#### PAGE EXCERPT ####

As for the effect of the media in today's world. I do agree it definitely has a greater impact on peoples perceptions. However, it would seem that Vietnam was a tipping point for this. At that time the WWW was not a factor, and the American news media was still very much uncritical when it came to these kinds of issues. So it would seem that the anti-war protests/culture were less influenced by these mediums. 

One thing I feel from reading some of the material I've come across. Dissenters seem to be a reflection of social and cultural trends, and their anti-war stances were just an expression of that climate. For instance, zoot suiters and the LA riots, were more an expression of racism than anti-war. As the majority "zoot suiters" were Mexican and Black youth, dissatisfied with their treatment in society. As for Vietnam, the "Hippies" and the entire movement were almost entirely youth. And the cultural revolution that was started was about rebellion against established norms. Again their anti-war sentiments seemed to be more of a "fight the power" mentality than anything else.

Just my initial feeling as I read through some of the material.

Thanks again everyone.


----------



## mdh (16 Jan 2007)

You may also want to look up the history of the Bloc Populaire, probably the closest thing to an "anti-war" movement in Quebec opposed to conscription and by extension the war.


----------



## cplcaldwell (16 Jan 2007)

If you want to use Vietnam as a tipping point (and that's not a bad thesis), try to make a connection with the MSM and resistance. Dan Rather is a good place to start.

Often held up as the ace combat reporter of the Vietnam War, he has some holes in his record, and more than a few detractors. Especially his coverage of Tet, many feel it was here that the great victory won by the US was turned into the defeat it never was; some figure Rather's coverage was key in this process.


----------



## dirtyjob (16 Jan 2007)

cplcaldwell,

Following your suggestion to research Dan Rather I came across a quite interesting editorial http://www.realclearpolitics.com/articles/2006/06/vietnam_iraq_dan_rather_the_ms.html. It not only has me question that 





> the American news media was still very much uncritical when it came to these kinds of issues. So it would seem that the anti-war protests/culture were less influenced by these mediums.


but has much to say about the current perception of the American war in Iraq.

Thanks again everyone.


----------



## 3rd Herd (16 Jan 2007)

George Wallace said:
			
		

> Research "Zoot Suit".



Zoot Suit-the coveralls issued to Candian armoured crewman. So named as they looked like the then current in vogue attire of civilians and such that had managed to avoid contributing to the war effort by joining up and volunteering for overseas duty.

Source: Graves, Donald. South Alberta's

An excellent source on the zombie issue is C.P. Stacey's volume on the official history of the Canadian Army in particular the volume on Canada, Great Britian and the Pacific. Anyone for a mutiny in Vernon? Also his volume on Canadian Politics during the war years. Further, McNaughton's biography deals with this to some extent as do the newspapers of this time period.


----------



## George Wallace (16 Jan 2007)

Try this on the Zoot Suit Riots:  http://www.pbs.org/wgbh/amex/zoot/

Canada had a lot of Protest Movements against Conscription.   There was a very large anti-Conscription feeling in Quebec, but not confined to Quebec.   There were whole Anglophone military Units who rioted against Conscription in BC.


----------

#### RECORD LIST ####

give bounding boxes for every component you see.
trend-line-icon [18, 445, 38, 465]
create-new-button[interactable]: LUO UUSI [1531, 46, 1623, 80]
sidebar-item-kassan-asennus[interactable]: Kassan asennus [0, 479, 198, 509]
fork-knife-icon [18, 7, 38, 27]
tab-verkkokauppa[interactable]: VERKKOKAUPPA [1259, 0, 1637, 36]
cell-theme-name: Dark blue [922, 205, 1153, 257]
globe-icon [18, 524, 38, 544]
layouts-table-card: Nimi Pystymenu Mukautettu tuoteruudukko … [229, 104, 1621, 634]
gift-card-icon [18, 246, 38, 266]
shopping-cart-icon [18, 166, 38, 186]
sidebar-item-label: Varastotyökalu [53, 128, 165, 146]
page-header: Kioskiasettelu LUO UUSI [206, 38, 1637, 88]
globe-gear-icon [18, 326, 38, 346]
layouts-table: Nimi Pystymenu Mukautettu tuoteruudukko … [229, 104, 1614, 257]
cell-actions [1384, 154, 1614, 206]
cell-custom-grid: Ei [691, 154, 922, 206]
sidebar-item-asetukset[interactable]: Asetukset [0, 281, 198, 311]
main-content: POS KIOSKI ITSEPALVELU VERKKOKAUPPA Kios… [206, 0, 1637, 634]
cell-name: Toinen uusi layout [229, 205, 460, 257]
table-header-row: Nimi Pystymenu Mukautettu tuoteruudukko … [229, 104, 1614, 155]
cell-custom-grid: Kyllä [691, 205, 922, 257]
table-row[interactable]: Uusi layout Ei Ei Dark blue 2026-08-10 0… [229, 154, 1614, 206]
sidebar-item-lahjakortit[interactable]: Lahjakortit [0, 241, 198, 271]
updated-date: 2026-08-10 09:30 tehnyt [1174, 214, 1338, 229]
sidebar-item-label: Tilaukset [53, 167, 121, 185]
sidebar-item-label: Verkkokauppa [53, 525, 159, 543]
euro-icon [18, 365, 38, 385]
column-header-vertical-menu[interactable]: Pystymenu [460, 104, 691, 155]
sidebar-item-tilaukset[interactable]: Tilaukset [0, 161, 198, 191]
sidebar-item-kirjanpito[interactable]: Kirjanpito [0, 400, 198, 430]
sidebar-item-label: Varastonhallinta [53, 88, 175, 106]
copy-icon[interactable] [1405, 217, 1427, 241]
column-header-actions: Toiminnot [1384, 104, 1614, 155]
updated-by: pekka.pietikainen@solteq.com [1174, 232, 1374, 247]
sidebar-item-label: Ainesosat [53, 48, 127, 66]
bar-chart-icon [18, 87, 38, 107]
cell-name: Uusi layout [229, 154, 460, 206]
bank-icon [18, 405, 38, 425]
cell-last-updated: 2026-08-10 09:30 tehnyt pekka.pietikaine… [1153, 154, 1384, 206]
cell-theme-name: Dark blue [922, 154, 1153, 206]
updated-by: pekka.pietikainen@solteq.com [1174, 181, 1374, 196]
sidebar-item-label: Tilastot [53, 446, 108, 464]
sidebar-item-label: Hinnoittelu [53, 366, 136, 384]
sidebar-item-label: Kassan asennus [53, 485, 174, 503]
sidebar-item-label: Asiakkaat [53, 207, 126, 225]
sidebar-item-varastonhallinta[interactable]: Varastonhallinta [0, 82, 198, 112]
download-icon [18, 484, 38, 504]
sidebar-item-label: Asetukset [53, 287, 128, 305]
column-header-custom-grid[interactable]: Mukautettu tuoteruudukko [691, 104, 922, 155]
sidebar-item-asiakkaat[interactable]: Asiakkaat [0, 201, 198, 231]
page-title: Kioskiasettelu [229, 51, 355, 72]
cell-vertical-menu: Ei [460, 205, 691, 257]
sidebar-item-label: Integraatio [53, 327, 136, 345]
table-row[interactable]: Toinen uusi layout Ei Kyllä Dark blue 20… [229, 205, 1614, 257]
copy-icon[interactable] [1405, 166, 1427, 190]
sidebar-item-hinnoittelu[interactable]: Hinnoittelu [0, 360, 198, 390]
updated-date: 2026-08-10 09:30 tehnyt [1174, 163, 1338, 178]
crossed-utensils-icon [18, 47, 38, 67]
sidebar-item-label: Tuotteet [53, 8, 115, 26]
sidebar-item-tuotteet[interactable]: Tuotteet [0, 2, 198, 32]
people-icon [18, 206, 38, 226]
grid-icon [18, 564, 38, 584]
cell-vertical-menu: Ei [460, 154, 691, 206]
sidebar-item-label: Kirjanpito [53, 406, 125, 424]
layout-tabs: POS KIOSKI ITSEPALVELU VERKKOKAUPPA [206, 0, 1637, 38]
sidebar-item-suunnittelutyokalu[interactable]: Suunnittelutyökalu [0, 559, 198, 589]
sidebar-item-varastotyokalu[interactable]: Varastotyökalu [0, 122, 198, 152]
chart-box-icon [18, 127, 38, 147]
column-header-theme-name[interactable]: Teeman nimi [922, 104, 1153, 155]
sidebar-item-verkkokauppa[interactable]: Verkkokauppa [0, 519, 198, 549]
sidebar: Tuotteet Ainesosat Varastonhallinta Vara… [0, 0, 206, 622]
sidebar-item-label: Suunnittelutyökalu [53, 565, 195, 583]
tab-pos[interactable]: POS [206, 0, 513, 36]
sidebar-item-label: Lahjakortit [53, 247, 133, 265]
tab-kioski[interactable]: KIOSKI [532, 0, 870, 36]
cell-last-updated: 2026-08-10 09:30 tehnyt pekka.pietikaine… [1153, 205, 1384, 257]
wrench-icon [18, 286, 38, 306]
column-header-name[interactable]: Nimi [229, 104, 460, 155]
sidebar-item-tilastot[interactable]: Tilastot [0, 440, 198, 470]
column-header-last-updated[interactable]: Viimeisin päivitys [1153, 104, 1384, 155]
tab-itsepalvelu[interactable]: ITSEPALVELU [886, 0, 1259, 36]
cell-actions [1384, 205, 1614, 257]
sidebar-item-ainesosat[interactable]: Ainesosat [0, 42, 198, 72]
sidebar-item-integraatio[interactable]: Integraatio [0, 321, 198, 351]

####

- [SHORT PROBLEM 1] Translate this sentence from the anti-war forum thread into French: "Canada had a lot of Protest Movements against Conscription."
- [SHORT PROBLEM 2] Write out the passage of the anti-war forum thread starting with "An excellent source" and going on through "Conscription in BC.".

- [OUTPUT 1] Le Canada a connu de nombreux mouvements de protestation contre la conscription.

- [OUTPUT 2]
An excellent source on the zombie issue is C.P. Stacey's volume on the official history of the Canadian Army in particular the volume on Canada, Great Britian and the Pacific. Anyone for a mutiny in Vernon? Also his volume on Canadian Politics during the war years. Further, McNaughton's biography deals with this to some extent as do the newspapers of this time period.


----------



## George Wallace (16 Jan 2007)

Try this on the Zoot Suit Riots:  http://www.pbs.org/wgbh/amex/zoot/

Canada had a lot of Protest Movements against Conscription.   There was a very large anti-Conscription feeling in Quebec, but not confined to Quebec.   There were whole Anglophone military Units who rioted against Conscription in BC.